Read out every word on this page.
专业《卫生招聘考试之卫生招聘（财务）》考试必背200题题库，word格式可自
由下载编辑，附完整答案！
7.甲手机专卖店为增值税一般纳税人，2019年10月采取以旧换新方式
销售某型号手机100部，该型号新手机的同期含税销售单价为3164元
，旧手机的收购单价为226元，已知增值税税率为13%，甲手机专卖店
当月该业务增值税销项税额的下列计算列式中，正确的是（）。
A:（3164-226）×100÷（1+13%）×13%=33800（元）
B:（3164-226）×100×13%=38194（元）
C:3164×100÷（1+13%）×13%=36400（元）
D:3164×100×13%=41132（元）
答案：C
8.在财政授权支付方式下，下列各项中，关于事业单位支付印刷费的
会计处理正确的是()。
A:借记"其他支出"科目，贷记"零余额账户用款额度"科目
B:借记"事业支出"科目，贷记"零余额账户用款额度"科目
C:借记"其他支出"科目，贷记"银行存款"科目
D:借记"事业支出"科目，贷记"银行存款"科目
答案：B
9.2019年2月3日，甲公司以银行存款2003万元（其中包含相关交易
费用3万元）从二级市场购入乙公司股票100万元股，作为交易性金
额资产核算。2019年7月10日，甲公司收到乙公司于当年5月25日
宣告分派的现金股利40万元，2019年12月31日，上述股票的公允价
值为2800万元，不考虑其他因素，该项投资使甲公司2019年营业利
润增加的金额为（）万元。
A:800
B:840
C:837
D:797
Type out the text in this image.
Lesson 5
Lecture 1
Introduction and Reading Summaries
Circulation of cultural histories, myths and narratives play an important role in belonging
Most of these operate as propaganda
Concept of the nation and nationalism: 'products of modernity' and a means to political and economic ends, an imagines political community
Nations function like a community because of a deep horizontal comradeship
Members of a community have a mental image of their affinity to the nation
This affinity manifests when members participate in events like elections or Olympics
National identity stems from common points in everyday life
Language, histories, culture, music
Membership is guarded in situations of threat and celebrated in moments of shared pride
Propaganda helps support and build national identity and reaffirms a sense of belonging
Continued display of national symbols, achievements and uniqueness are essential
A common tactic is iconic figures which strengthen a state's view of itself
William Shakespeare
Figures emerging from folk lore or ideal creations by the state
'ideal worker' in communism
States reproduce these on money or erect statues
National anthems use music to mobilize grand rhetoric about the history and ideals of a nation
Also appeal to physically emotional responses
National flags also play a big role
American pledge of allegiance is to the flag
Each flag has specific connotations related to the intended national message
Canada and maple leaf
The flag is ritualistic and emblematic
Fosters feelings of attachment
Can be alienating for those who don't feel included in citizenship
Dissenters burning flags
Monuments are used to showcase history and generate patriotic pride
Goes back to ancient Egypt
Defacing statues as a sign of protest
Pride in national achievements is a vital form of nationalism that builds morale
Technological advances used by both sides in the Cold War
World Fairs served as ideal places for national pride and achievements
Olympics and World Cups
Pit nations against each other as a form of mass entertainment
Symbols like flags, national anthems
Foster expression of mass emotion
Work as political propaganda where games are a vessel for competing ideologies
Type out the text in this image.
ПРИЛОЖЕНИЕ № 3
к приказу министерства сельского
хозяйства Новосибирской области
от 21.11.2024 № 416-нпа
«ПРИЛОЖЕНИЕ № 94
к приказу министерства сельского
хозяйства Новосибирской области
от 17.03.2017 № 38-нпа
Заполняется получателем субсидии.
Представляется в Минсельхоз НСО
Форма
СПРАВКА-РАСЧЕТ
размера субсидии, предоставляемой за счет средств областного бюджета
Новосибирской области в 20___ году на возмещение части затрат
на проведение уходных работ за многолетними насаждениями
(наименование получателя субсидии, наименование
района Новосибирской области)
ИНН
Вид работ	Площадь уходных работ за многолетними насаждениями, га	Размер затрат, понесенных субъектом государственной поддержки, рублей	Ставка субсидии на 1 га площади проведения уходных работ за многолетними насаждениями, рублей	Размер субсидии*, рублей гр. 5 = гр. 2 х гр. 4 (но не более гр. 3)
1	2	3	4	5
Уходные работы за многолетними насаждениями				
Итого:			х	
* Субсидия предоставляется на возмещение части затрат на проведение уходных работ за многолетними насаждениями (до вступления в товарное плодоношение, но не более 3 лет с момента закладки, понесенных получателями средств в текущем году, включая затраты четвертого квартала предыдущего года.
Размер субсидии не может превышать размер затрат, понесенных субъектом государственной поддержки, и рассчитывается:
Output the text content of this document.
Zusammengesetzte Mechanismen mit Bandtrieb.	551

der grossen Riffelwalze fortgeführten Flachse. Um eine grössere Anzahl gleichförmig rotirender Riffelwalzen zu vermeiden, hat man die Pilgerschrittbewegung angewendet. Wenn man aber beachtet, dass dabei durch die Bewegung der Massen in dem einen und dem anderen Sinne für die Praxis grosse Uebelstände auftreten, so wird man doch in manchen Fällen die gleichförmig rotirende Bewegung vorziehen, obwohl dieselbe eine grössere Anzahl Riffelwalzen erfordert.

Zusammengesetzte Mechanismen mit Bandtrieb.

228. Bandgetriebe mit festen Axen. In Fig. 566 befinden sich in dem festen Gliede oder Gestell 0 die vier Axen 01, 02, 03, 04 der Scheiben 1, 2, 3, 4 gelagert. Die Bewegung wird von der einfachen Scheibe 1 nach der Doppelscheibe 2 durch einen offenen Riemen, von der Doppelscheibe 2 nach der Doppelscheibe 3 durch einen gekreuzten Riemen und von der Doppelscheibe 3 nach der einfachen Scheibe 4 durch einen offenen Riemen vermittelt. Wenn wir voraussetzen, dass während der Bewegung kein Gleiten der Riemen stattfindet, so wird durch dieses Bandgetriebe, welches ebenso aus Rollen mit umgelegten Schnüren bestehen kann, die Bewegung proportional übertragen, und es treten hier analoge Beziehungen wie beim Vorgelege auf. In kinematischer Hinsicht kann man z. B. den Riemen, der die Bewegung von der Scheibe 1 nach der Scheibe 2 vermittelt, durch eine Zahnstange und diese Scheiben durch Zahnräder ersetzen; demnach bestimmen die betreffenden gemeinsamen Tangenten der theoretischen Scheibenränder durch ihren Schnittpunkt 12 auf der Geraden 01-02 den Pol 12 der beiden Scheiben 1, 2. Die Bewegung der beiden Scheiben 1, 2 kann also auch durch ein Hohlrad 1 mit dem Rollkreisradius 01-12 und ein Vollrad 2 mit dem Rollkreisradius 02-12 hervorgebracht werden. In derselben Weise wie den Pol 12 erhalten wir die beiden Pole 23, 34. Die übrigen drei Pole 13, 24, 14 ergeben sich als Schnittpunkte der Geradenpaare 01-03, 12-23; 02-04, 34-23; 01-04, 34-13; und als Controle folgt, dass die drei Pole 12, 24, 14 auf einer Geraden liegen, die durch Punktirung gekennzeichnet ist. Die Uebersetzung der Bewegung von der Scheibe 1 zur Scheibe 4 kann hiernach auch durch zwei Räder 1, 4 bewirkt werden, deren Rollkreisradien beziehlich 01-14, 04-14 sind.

§ **The problem**:
Pull out and copy each line containing the string "nationalism".

§ **Reply to the exercise**:
Concept of the nation and nationalism: 'products of modernity' and a means to political and economic ends, an imagines political community
Pride in national achievements is a vital form of nationalism that builds morale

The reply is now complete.